## Stated goal
In the records that follow, locate every line with "title" and extract it.
□ □ □
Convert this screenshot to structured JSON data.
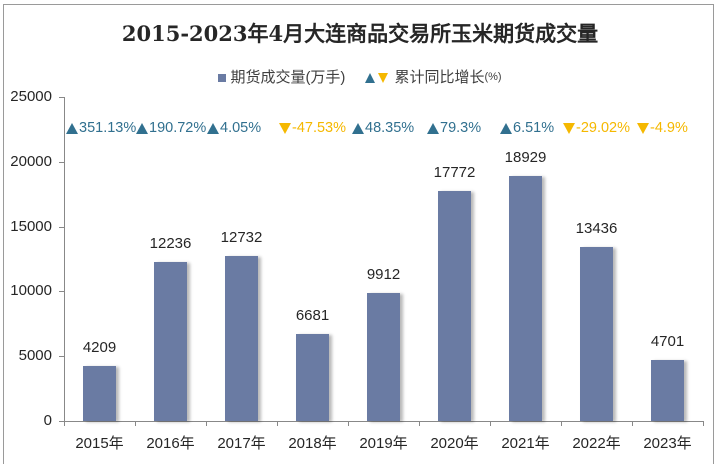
{
  "chart_data": {
    "type": "bar",
    "title": "2015-2023年4月大连商品交易所玉米期货成交量",
    "categories": [
      "2015年",
      "2016年",
      "2017年",
      "2018年",
      "2019年",
      "2020年",
      "2021年",
      "2022年",
      "2023年"
    ],
    "series": [
      {
        "name": "期货成交量(万手)",
        "values": [
          4209,
          12236,
          12732,
          6681,
          9912,
          17772,
          18929,
          13436,
          4701
        ]
      },
      {
        "name": "累计同比增长(%)",
        "values": [
          351.13,
          190.72,
          4.05,
          -47.53,
          48.35,
          79.3,
          6.51,
          -29.02,
          -4.9
        ]
      }
    ],
    "xlabel": "",
    "ylabel": "",
    "ylim": [
      0,
      25000
    ],
    "yticks": [
      0,
      5000,
      10000,
      15000,
      20000,
      25000
    ],
    "grid": false,
    "legend_position": "top"
  },
  "title": "2015-2023年4月大连商品交易所玉米期货成交量",
  "legend": {
    "volume_label": "期货成交量(万手)",
    "growth_label": "累计同比增长",
    "growth_unit": "(%)"
  },
  "colors": {
    "bar": "#6a7ba3",
    "up": "#31708f",
    "down": "#f5b800",
    "text": "#262626"
  },
  "yaxis": {
    "ticks": [
      "0",
      "5000",
      "10000",
      "15000",
      "20000",
      "25000"
    ]
  },
  "bars": [
    {
      "year": "2015年",
      "value": "4209",
      "growth": "351.13%",
      "dir": "up"
    },
    {
      "year": "2016年",
      "value": "12236",
      "growth": "190.72%",
      "dir": "up"
    },
    {
      "year": "2017年",
      "value": "12732",
      "growth": "4.05%",
      "dir": "up"
    },
    {
      "year": "2018年",
      "value": "6681",
      "growth": "-47.53%",
      "dir": "down"
    },
    {
      "year": "2019年",
      "value": "9912",
      "growth": "48.35%",
      "dir": "up"
    },
    {
      "year": "2020年",
      "value": "17772",
      "growth": "79.3%",
      "dir": "up"
    },
    {
      "year": "2021年",
      "value": "18929",
      "growth": "6.51%",
      "dir": "up"
    },
    {
      "year": "2022年",
      "value": "13436",
      "growth": "-29.02%",
      "dir": "down"
    },
    {
      "year": "2023年",
      "value": "4701",
      "growth": "-4.9%",
      "dir": "down"
    }
  ]
}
□ □ □
## Reply
    "title": "2015-2023年4月大连商品交易所玉米期货成交量",
  "title": "2015-2023年4月大连商品交易所玉米期货成交量",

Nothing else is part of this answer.